WORK INSTRUCTIONS – In the entries below, count every line with the string "мероприятие". State the count and nothing else.

EXTRACTED MATERIAL –
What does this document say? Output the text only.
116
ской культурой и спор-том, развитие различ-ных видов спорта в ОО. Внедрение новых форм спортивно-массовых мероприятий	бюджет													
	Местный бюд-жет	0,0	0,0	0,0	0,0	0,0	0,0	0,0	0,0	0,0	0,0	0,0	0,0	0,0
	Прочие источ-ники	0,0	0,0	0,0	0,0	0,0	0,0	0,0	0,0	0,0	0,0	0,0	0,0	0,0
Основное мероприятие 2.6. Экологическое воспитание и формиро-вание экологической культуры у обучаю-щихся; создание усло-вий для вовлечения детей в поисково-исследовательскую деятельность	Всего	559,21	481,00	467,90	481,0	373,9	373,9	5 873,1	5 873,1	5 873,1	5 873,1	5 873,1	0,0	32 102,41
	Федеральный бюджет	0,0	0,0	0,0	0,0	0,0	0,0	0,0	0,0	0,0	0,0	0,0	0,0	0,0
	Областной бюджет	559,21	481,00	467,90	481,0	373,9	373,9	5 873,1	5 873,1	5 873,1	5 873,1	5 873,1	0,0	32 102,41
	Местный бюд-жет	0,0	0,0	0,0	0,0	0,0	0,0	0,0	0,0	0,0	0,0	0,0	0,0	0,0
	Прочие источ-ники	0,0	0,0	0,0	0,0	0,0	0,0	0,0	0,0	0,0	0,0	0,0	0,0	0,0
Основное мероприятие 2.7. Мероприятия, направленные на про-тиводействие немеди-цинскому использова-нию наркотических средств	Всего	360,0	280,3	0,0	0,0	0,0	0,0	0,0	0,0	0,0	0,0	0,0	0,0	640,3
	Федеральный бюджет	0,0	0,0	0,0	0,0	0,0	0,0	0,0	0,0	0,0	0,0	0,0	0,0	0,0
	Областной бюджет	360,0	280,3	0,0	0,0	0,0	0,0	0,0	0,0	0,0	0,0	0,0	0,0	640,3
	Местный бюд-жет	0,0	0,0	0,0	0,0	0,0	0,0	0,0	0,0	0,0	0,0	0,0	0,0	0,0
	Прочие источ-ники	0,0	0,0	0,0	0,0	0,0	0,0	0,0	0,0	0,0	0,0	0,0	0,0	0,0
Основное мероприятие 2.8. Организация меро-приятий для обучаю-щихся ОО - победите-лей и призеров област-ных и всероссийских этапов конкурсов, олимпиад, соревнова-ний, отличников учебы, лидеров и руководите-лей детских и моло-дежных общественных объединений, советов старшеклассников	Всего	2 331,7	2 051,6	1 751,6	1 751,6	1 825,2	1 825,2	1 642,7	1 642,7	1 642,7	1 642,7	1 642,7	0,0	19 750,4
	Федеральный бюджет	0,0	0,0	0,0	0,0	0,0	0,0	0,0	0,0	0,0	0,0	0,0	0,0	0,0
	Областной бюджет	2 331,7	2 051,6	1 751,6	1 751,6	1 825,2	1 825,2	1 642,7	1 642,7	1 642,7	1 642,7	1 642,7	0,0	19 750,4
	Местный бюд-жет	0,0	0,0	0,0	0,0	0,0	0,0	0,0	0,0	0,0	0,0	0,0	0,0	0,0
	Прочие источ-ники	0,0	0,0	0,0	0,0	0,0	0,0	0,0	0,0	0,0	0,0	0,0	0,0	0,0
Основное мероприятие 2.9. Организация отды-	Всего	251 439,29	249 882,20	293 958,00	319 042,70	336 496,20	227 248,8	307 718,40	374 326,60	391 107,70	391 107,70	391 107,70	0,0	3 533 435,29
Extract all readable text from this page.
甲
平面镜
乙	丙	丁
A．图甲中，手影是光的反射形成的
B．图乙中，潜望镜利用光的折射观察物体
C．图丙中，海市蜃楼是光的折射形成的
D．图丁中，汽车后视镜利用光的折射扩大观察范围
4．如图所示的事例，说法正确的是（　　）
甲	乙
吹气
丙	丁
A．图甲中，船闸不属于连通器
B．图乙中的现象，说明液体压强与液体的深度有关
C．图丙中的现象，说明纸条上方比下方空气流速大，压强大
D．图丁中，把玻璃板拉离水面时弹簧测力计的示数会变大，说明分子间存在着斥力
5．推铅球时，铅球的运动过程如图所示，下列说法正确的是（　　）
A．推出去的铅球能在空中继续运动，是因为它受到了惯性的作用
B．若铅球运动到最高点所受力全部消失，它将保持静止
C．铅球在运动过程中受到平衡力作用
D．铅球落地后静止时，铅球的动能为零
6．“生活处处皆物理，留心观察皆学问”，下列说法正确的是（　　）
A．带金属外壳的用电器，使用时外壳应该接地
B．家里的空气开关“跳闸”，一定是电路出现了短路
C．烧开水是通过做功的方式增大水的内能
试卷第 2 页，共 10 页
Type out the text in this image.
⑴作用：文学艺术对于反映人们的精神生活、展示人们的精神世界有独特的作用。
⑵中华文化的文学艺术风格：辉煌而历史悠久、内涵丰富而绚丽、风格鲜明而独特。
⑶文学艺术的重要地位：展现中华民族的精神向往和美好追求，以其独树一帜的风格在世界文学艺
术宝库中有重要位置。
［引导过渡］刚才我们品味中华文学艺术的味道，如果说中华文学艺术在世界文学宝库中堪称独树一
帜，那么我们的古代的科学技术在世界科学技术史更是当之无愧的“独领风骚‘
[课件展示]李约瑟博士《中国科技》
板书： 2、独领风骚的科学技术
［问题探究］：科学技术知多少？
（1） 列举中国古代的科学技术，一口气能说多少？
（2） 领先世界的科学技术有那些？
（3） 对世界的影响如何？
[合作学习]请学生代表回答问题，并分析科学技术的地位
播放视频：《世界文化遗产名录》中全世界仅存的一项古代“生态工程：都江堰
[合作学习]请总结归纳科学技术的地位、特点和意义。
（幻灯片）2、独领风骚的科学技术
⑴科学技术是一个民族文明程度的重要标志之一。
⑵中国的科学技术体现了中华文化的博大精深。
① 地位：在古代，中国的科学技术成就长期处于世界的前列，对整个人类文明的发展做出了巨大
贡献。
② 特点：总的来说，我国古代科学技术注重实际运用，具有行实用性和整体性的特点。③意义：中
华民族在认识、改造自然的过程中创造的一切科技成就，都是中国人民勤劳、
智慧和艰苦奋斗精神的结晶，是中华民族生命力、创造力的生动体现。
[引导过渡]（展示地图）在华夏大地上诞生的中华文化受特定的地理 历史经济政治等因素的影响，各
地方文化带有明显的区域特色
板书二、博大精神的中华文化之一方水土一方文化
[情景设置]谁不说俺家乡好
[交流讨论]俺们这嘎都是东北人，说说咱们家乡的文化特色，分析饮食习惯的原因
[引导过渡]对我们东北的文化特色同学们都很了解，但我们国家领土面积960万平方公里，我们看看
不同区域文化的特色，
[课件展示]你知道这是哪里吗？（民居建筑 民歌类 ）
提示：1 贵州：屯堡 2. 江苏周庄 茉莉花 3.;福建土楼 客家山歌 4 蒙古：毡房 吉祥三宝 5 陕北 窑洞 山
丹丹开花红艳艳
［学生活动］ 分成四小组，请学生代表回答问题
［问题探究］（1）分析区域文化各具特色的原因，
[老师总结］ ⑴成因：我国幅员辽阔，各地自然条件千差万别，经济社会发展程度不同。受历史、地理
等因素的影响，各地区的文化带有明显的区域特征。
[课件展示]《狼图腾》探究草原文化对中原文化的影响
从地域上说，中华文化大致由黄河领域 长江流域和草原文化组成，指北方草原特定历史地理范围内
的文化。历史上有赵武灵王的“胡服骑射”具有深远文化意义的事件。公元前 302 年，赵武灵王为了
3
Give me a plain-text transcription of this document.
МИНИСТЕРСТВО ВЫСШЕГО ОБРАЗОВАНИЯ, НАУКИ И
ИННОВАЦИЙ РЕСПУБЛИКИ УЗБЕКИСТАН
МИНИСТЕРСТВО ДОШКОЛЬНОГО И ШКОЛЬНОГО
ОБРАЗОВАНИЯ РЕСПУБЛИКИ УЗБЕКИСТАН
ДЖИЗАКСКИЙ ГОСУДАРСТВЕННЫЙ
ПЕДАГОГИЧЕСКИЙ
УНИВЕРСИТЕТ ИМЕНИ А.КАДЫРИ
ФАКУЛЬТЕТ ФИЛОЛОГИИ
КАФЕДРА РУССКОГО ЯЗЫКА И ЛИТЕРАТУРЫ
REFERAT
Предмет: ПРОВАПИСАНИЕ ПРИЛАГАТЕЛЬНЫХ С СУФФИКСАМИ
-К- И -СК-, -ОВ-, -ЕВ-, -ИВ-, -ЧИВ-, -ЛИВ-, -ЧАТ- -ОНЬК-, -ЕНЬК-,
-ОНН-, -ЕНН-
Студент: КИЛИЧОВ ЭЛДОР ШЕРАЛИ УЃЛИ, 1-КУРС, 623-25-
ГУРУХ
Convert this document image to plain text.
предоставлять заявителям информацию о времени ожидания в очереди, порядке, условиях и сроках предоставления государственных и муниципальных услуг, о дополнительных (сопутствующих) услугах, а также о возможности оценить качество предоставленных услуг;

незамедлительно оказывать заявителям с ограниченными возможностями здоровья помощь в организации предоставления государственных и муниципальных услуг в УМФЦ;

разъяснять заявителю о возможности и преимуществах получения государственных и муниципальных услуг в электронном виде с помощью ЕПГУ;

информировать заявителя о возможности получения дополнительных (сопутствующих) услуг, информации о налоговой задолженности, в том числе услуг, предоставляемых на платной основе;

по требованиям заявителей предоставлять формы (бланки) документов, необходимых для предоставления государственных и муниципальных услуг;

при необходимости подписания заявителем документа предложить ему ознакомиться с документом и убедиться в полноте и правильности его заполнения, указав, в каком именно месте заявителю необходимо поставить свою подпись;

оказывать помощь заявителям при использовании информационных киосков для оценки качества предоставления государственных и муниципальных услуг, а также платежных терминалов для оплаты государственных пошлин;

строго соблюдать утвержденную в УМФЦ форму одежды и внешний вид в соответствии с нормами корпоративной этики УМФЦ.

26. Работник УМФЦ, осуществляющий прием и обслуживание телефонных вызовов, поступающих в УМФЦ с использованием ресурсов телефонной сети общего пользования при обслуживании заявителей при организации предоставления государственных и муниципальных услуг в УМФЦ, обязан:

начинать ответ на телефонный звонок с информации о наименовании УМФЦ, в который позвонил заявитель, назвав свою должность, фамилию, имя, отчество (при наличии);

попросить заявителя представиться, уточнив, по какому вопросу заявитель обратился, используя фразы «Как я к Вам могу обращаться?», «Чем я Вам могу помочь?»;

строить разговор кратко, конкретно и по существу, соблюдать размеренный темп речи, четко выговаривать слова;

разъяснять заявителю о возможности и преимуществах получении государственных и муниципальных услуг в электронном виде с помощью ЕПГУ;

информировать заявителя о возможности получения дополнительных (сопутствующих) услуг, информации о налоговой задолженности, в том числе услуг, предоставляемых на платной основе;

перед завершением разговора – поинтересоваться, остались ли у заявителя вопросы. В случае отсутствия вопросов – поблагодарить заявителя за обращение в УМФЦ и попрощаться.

TASK ANSWER – 4